— start Given information —

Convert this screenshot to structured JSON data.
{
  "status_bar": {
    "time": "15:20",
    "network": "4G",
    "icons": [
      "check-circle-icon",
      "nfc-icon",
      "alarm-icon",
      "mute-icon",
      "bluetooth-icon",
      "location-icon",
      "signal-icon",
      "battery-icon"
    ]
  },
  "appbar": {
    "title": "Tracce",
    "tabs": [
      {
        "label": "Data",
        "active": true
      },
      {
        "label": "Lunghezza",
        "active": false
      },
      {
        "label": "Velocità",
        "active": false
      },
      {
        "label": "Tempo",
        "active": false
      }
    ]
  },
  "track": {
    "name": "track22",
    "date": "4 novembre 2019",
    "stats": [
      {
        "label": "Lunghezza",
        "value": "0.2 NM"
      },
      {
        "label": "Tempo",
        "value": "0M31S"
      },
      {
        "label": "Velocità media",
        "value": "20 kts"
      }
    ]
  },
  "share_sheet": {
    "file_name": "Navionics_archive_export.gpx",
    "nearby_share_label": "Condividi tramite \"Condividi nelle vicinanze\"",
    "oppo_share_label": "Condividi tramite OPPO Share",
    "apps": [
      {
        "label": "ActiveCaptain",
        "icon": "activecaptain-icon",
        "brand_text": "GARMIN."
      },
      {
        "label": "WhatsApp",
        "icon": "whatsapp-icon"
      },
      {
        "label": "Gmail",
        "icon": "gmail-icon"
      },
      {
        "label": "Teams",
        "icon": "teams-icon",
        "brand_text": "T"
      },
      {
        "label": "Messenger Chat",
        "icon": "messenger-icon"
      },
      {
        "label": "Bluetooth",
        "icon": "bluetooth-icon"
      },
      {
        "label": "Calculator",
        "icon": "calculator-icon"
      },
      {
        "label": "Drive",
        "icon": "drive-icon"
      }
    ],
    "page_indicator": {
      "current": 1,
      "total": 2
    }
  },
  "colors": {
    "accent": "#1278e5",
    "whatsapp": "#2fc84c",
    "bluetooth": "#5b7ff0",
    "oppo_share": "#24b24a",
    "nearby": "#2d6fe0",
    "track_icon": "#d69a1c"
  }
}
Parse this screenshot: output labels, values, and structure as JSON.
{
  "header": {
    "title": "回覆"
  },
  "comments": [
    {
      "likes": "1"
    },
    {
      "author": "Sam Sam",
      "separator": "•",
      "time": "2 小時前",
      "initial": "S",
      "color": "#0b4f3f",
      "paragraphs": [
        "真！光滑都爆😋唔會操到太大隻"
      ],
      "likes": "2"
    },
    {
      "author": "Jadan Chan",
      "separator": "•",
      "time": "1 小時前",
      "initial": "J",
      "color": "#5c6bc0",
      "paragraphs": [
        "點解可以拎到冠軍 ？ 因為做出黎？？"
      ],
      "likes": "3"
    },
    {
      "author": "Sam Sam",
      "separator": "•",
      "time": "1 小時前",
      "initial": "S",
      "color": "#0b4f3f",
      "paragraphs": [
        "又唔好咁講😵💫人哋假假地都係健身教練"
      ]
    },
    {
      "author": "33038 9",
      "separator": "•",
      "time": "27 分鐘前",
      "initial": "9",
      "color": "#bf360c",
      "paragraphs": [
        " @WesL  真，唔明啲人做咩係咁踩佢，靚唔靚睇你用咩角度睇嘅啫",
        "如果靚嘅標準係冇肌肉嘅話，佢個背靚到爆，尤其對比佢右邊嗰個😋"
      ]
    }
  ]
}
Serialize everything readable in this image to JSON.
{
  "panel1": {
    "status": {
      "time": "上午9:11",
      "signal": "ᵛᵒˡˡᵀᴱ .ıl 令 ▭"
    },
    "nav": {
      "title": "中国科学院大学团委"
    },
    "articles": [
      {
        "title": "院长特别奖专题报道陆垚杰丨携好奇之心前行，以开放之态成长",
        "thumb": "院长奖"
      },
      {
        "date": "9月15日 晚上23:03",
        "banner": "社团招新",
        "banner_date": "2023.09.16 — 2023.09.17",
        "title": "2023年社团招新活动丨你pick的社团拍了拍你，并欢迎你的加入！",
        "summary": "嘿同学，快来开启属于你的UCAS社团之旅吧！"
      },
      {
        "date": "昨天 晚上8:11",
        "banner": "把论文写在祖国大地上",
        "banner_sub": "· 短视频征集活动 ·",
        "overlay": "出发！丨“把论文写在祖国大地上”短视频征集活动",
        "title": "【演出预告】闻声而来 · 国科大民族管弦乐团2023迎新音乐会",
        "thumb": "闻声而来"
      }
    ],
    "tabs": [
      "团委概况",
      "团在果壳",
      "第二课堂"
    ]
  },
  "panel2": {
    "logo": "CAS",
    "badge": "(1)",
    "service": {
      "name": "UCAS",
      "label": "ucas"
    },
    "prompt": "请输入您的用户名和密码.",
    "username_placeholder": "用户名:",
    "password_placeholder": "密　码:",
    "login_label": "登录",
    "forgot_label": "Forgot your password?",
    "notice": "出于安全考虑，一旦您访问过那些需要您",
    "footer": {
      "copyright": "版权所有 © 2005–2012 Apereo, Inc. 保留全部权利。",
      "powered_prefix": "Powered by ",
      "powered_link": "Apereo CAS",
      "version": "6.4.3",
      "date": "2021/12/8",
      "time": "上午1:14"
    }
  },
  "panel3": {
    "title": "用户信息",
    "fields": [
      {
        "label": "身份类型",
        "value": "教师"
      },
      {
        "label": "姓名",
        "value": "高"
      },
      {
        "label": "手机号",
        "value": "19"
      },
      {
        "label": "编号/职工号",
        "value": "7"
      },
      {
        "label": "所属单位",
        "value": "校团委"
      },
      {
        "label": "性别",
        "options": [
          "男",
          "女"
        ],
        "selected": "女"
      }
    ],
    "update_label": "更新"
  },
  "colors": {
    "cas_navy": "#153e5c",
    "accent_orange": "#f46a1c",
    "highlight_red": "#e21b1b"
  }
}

— end Given information —

### Written instruction
Which lines above contain "this"? Show each of them.

### Response below
Convert this screenshot to structured JSON data.
Parse this screenshot: output labels, values, and structure as JSON.
Serialize everything readable in this image to JSON.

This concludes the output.